[BEGIN]

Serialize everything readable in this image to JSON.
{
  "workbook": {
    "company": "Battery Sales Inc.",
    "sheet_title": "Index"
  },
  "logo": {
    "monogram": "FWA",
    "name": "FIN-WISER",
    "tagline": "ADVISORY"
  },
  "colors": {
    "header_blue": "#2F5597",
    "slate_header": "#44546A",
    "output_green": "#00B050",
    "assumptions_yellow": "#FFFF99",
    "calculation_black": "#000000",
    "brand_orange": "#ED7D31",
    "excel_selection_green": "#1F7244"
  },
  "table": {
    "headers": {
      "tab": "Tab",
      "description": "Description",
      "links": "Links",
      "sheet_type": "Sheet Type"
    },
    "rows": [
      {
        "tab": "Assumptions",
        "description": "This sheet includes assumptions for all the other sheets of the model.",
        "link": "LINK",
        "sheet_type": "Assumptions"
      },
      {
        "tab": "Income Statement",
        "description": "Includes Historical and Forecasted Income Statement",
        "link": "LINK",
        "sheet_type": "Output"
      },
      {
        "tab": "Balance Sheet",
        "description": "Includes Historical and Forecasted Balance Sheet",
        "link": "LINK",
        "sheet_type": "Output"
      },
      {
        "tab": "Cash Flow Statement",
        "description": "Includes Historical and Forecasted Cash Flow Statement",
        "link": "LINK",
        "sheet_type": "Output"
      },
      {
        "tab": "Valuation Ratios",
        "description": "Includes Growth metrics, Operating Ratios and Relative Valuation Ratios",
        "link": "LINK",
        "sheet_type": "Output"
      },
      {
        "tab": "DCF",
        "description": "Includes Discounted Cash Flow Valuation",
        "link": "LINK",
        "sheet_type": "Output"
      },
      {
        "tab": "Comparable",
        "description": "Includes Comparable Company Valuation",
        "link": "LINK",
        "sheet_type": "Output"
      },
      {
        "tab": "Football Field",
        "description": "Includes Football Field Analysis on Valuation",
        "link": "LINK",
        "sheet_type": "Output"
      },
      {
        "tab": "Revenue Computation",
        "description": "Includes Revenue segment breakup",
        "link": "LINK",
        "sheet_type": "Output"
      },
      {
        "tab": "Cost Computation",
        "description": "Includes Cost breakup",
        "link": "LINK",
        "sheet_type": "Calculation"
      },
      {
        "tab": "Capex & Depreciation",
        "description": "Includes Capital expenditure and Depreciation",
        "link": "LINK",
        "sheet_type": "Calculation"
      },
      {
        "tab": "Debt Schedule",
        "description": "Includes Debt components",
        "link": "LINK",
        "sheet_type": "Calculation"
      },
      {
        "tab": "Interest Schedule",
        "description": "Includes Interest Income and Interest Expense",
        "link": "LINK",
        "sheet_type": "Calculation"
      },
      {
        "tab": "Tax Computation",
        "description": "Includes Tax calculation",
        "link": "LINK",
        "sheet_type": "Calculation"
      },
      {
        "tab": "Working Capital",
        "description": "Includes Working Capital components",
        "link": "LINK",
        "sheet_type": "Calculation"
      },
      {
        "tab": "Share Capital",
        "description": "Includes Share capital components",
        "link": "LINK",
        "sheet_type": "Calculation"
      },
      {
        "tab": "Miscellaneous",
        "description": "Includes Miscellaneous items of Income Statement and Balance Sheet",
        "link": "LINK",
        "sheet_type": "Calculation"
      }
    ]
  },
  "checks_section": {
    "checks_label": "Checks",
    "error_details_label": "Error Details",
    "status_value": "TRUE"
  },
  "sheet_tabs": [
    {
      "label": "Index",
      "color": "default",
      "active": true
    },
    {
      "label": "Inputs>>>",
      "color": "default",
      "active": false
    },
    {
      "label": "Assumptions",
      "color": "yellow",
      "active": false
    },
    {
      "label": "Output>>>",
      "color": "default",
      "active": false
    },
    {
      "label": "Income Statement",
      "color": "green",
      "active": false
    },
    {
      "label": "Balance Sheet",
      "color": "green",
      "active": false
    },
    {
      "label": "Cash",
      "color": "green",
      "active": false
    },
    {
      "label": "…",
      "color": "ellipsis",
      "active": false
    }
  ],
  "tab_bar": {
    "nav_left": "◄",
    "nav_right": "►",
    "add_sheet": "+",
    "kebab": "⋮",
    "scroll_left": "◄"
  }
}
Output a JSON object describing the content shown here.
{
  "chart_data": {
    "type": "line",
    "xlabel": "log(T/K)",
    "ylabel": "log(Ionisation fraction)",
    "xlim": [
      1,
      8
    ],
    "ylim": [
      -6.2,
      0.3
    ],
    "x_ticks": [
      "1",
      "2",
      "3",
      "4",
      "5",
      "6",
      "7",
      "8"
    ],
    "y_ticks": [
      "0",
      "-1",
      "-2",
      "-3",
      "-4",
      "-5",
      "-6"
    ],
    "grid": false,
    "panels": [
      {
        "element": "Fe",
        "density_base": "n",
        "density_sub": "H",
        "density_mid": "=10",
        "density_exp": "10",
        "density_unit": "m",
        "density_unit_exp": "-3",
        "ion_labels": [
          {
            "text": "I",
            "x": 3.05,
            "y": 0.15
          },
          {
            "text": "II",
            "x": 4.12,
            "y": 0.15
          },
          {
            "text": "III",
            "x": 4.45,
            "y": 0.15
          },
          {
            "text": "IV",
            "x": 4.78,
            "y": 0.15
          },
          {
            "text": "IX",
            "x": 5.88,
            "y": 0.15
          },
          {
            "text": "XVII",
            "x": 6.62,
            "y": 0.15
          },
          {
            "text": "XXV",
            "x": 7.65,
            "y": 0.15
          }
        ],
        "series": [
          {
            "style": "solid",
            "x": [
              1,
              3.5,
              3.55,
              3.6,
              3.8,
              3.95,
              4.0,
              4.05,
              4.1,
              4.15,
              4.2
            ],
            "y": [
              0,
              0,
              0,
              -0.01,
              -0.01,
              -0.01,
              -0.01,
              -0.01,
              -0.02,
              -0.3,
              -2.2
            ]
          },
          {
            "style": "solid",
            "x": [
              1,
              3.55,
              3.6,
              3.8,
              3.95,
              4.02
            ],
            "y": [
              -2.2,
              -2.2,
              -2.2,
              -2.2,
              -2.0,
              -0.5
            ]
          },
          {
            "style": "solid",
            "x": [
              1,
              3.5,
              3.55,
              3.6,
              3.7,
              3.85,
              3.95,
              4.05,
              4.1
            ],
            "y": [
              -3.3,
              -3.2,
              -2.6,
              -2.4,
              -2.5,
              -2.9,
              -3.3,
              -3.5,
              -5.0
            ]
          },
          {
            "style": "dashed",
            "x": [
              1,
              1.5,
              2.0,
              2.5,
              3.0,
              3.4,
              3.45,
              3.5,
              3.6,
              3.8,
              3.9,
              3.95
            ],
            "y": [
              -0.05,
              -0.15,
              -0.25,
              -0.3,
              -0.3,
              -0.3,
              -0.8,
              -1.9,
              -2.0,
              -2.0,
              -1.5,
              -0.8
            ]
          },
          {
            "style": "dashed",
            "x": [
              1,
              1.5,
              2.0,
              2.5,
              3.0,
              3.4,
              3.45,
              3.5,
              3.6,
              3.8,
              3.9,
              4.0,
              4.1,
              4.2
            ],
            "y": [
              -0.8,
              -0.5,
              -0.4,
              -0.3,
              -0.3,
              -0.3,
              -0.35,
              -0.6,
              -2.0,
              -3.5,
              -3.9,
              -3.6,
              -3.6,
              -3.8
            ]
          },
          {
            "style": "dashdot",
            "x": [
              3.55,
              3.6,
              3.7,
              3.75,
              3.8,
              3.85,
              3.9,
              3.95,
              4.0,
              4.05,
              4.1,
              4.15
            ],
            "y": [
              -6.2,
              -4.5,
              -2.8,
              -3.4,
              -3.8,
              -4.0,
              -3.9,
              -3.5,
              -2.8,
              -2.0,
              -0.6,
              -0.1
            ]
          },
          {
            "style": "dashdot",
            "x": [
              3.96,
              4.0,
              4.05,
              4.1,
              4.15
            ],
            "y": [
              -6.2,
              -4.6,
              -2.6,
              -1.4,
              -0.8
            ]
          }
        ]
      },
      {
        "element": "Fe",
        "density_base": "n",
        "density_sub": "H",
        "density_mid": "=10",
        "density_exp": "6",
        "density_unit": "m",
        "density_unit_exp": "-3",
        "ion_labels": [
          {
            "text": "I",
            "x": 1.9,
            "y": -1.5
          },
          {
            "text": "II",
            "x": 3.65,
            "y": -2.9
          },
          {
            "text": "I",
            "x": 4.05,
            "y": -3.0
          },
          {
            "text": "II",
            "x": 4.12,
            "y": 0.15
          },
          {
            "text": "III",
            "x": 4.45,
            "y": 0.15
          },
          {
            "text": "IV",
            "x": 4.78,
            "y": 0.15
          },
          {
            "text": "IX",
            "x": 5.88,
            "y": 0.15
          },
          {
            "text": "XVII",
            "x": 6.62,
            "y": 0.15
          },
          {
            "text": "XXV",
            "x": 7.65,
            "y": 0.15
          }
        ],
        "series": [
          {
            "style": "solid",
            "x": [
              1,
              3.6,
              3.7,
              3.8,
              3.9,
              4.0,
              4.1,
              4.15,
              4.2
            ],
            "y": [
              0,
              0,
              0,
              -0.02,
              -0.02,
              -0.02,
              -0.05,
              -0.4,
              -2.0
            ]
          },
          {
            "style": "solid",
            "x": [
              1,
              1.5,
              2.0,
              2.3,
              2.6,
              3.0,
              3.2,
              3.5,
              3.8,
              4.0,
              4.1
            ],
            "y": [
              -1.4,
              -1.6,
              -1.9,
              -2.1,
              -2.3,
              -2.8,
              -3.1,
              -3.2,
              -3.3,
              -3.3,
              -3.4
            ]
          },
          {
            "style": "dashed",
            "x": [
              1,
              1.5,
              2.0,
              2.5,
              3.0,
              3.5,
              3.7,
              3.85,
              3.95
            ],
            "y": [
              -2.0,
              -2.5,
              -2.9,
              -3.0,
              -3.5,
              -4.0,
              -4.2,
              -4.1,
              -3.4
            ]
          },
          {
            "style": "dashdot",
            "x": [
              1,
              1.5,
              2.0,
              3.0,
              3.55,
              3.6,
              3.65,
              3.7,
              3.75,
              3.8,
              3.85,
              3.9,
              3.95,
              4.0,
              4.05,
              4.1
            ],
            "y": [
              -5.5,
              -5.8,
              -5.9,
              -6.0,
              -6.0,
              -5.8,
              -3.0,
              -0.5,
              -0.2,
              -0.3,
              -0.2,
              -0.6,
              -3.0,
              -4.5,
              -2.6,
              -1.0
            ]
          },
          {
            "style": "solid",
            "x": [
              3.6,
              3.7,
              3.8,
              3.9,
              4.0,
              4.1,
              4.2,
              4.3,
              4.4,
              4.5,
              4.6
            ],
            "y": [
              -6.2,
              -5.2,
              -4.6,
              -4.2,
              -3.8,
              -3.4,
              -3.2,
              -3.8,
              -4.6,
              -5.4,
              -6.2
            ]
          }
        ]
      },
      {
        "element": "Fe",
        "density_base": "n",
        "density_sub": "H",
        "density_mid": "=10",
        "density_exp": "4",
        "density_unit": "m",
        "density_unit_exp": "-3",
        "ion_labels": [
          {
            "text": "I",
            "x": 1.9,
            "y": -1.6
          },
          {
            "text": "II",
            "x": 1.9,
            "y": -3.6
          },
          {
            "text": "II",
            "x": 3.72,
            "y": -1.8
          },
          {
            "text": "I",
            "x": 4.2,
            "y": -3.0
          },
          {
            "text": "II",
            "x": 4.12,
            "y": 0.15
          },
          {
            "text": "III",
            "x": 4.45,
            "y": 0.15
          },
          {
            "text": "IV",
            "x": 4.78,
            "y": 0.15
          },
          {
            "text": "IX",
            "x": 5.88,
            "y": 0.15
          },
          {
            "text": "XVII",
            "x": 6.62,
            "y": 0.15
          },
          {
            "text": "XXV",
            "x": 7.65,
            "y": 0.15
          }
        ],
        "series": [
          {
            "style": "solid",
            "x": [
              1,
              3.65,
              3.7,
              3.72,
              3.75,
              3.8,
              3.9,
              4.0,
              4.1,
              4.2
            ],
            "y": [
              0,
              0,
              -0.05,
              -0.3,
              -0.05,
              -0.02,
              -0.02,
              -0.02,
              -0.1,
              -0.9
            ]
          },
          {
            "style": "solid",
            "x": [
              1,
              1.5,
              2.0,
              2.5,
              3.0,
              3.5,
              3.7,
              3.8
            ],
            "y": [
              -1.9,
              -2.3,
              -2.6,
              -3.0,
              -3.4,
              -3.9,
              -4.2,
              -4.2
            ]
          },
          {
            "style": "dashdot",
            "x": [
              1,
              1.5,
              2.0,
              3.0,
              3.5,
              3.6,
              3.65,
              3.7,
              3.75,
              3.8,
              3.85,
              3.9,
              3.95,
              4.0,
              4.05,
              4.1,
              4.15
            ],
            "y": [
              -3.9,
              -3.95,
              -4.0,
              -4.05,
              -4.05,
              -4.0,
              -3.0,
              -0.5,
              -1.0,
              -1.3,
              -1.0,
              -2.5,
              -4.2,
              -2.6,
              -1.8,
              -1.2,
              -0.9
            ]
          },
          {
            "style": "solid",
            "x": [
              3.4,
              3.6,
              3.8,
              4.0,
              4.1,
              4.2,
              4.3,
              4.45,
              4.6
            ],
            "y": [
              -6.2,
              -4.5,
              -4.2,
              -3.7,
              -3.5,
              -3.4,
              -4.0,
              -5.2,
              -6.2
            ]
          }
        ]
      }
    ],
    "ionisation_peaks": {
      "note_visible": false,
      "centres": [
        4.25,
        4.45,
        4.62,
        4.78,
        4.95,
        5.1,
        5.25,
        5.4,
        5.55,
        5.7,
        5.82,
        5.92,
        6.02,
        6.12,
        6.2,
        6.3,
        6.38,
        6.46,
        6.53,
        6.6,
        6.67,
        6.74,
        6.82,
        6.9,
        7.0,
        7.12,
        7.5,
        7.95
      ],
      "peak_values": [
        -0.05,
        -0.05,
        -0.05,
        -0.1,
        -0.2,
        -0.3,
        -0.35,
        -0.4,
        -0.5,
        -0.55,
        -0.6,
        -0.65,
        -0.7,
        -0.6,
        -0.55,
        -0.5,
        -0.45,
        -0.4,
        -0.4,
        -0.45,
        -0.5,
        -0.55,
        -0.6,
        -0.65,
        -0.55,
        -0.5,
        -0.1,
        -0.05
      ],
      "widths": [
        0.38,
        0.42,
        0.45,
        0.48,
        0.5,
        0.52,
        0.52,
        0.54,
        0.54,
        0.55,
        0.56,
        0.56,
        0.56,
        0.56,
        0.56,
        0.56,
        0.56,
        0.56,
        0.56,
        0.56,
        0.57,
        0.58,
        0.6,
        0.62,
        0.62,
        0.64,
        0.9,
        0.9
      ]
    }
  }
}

[END]

Read the data above and pull out each line that holds the string "Revenue".

        "tab": "Revenue Computation",
        "description": "Includes Revenue segment breakup",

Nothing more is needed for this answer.